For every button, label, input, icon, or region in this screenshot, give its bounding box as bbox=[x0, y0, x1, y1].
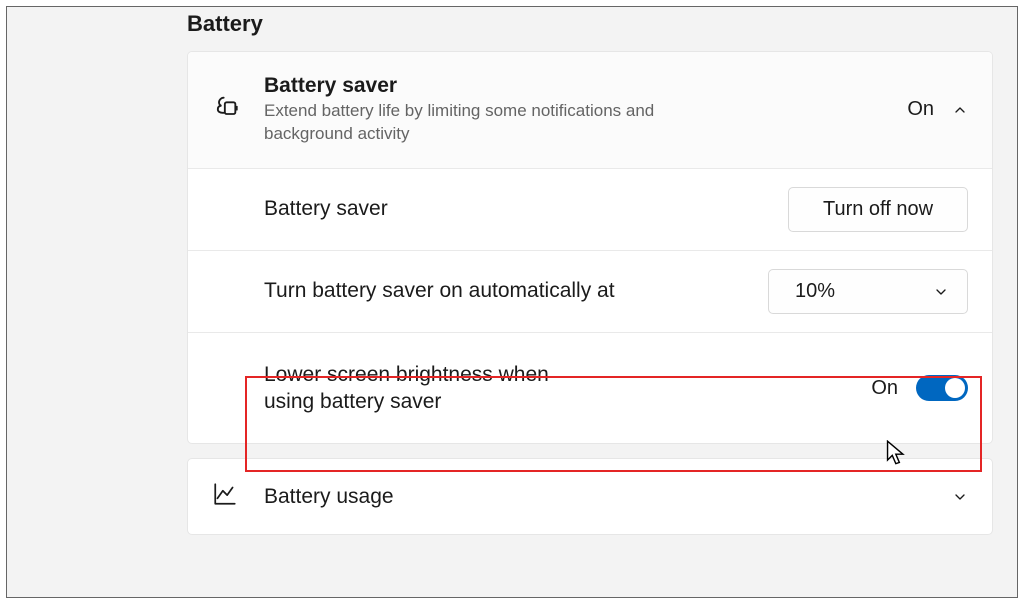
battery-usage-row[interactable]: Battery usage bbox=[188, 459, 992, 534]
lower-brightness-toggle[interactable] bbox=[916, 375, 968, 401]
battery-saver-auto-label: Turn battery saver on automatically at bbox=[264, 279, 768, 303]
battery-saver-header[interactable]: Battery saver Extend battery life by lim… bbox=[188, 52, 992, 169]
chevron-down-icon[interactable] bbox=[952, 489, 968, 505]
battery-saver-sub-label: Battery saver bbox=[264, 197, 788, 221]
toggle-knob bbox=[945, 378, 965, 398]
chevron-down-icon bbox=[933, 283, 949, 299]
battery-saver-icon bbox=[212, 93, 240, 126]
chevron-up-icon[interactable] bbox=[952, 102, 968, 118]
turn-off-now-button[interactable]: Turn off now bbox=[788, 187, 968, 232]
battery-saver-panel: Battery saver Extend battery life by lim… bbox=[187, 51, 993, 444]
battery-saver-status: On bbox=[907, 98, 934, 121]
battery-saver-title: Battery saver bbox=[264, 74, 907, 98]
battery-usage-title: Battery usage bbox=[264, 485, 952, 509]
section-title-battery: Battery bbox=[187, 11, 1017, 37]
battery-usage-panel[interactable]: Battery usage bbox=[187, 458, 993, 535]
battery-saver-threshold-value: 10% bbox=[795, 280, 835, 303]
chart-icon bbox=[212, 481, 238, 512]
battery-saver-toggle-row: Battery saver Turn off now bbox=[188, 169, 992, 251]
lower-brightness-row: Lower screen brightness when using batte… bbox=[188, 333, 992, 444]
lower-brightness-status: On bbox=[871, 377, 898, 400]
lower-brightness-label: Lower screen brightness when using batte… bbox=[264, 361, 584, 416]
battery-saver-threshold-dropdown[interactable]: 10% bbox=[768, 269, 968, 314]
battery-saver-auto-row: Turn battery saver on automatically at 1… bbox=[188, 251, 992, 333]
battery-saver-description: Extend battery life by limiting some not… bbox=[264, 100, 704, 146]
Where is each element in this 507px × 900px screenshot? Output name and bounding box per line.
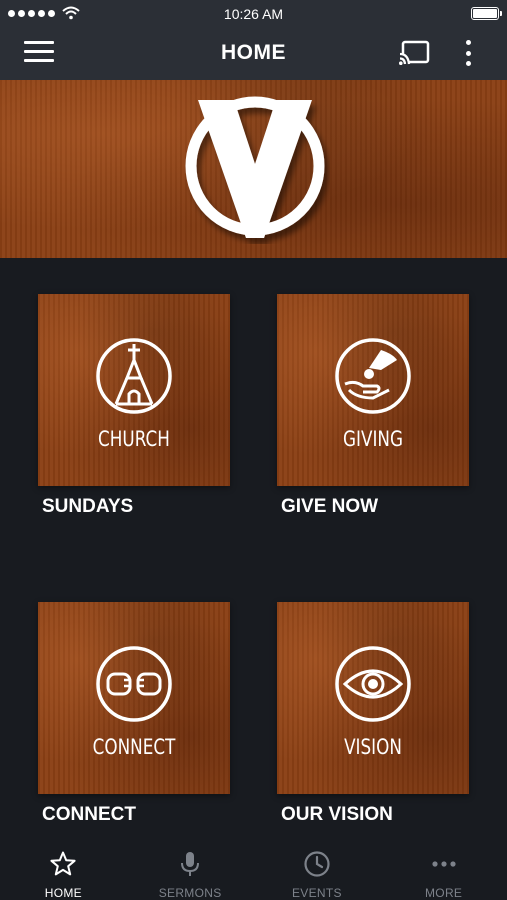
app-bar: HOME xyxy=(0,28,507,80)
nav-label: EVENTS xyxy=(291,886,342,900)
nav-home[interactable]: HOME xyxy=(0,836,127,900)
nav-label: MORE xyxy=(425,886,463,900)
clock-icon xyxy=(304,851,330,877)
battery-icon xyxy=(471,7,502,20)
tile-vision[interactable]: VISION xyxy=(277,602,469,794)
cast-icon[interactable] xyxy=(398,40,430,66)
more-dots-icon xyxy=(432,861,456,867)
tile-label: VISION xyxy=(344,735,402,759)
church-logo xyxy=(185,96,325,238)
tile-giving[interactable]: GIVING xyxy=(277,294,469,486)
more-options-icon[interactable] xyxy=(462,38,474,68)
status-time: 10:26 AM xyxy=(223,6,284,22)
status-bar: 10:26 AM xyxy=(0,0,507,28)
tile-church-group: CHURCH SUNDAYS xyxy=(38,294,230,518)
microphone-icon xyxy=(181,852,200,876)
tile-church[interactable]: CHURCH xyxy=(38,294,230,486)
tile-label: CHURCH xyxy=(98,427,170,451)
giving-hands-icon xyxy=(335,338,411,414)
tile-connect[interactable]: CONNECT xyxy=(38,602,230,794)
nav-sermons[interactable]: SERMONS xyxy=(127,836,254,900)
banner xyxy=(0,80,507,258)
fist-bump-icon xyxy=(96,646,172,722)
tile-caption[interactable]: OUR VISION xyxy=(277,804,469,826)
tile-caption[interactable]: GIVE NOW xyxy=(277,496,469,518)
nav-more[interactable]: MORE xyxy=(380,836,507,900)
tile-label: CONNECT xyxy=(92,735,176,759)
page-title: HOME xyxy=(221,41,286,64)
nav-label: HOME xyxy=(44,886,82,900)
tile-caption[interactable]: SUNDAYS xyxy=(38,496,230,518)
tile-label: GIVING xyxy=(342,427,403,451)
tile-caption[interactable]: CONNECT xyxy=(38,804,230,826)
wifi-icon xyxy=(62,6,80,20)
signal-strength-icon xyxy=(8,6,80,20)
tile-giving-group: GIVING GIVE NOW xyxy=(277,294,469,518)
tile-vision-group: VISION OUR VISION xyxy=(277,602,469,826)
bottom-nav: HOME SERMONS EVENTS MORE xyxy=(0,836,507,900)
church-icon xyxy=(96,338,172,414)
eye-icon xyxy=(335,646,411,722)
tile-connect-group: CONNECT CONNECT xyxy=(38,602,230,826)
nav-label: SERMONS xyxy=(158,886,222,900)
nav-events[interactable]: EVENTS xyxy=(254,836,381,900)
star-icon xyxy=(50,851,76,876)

...

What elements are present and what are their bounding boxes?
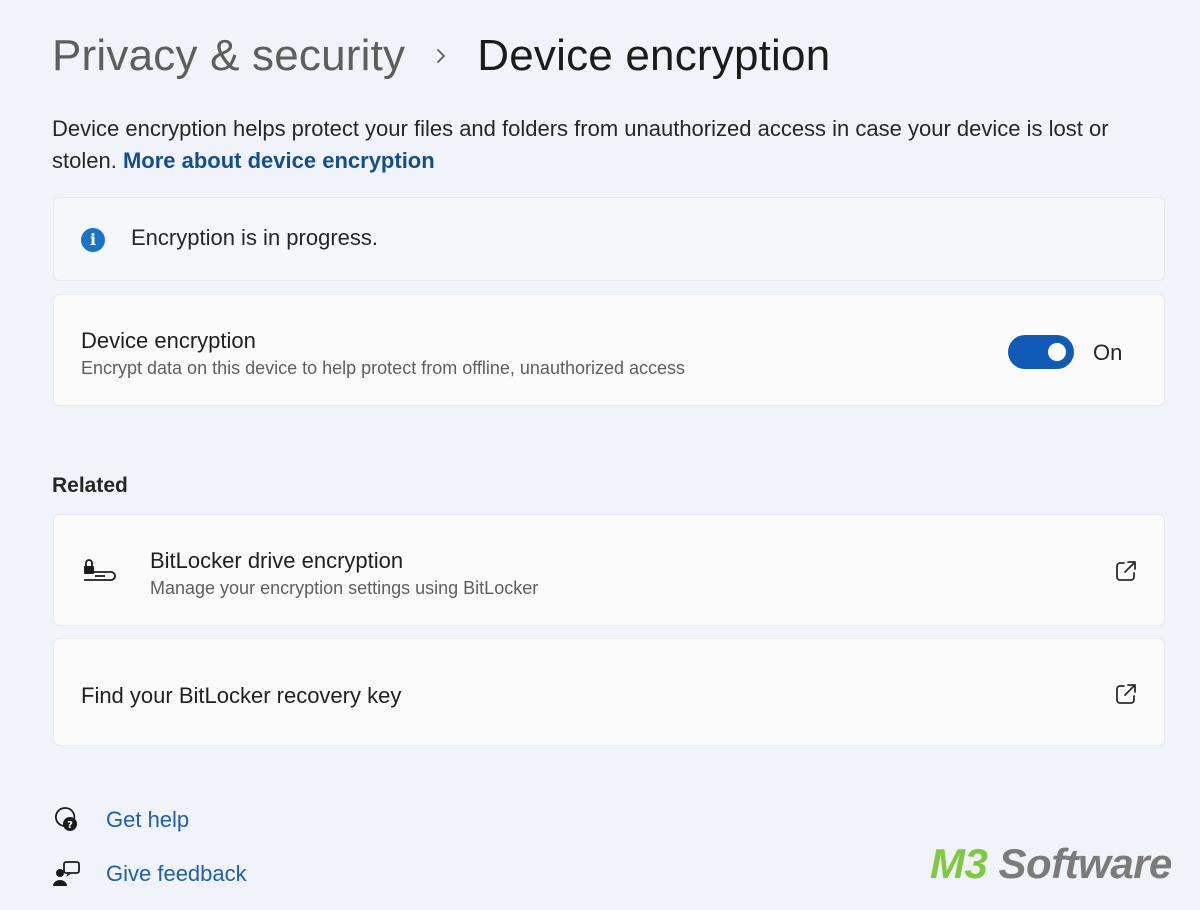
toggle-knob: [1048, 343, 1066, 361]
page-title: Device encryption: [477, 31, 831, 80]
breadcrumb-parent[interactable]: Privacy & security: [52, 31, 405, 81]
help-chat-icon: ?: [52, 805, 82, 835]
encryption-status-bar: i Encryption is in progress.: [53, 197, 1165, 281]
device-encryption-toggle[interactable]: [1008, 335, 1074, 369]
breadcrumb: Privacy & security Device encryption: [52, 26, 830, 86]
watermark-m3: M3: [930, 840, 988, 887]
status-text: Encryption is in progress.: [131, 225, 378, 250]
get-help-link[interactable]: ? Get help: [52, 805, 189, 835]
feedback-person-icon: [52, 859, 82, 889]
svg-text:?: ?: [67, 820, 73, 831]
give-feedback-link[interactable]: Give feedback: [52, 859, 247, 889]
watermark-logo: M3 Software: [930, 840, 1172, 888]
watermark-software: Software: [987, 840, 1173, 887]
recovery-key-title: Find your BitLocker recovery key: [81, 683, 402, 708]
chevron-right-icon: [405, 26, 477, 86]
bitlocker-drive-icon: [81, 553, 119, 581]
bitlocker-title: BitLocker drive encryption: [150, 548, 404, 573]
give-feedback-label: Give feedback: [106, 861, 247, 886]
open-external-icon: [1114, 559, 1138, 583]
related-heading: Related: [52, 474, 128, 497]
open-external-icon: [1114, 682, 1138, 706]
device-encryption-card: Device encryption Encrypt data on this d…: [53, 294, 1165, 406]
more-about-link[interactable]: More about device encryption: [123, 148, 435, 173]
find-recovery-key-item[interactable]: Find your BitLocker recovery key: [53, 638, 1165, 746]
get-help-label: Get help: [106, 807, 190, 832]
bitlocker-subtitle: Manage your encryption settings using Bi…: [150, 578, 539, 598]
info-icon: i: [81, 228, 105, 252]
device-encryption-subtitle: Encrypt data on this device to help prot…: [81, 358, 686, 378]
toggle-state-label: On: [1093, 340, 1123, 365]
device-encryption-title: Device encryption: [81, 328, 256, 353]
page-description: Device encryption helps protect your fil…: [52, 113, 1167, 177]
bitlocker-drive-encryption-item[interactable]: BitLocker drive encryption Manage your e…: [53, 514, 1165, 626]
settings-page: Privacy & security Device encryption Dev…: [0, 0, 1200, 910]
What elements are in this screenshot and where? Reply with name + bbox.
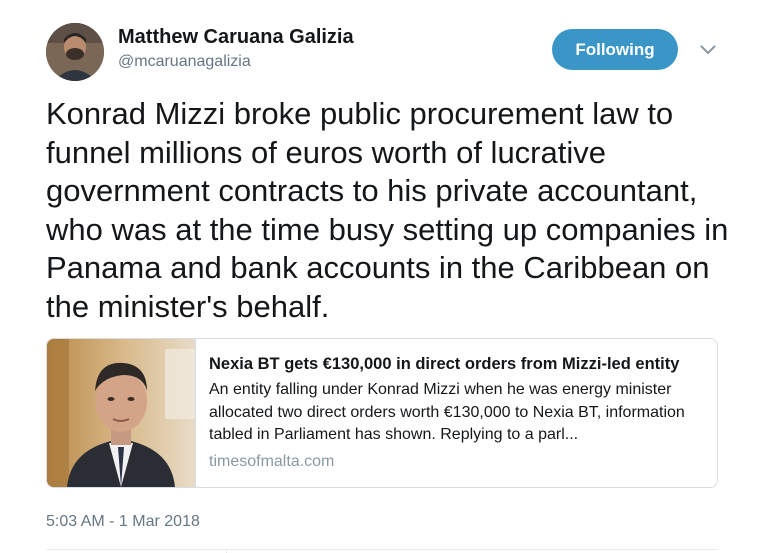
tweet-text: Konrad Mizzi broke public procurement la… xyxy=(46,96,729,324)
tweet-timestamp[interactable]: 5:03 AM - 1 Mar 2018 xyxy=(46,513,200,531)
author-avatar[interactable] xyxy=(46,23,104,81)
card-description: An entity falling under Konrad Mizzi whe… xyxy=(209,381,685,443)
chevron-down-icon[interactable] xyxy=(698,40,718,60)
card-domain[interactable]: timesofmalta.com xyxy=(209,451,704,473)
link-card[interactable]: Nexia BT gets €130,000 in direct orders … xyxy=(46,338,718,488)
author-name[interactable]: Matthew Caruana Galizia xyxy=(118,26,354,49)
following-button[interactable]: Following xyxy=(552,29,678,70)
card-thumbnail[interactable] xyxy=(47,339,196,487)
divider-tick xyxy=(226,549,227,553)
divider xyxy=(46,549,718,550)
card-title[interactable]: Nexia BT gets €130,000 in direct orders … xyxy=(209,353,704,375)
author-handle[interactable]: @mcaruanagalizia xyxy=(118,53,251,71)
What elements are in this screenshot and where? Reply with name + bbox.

* * *

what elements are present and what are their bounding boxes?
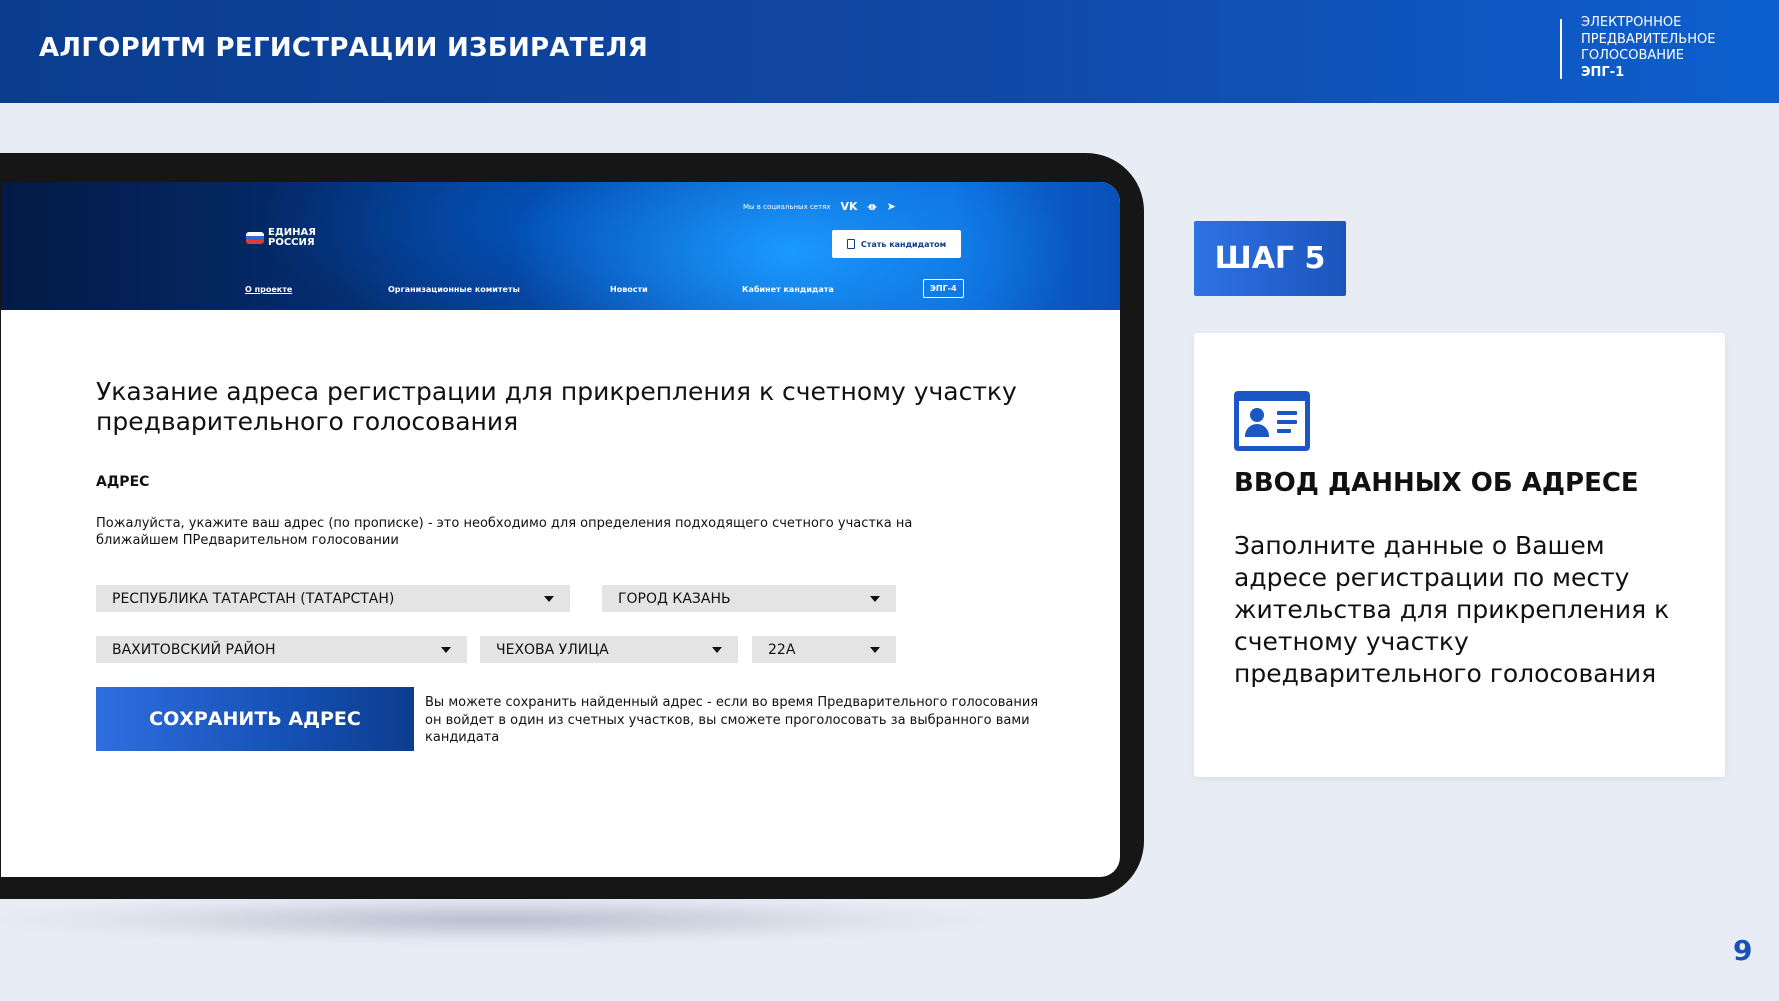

Aim:
Turn the material above, from the line with "For every button, label, input, icon, or" to the line with "lower-brightness-toggle[interactable] bbox=[916, 375, 968, 401]", into a numbered list, including both of those lines and skipping any blank lines. Leave out the pictures.

The answer:
1. For every button, label, input, icon, or region in this screenshot, give its bounding box as bbox=[x0, y0, x1, y1].
2. battery-usage-row[interactable]: Battery usage bbox=[188, 459, 992, 534]
3. lower-brightness-toggle[interactable] bbox=[916, 375, 968, 401]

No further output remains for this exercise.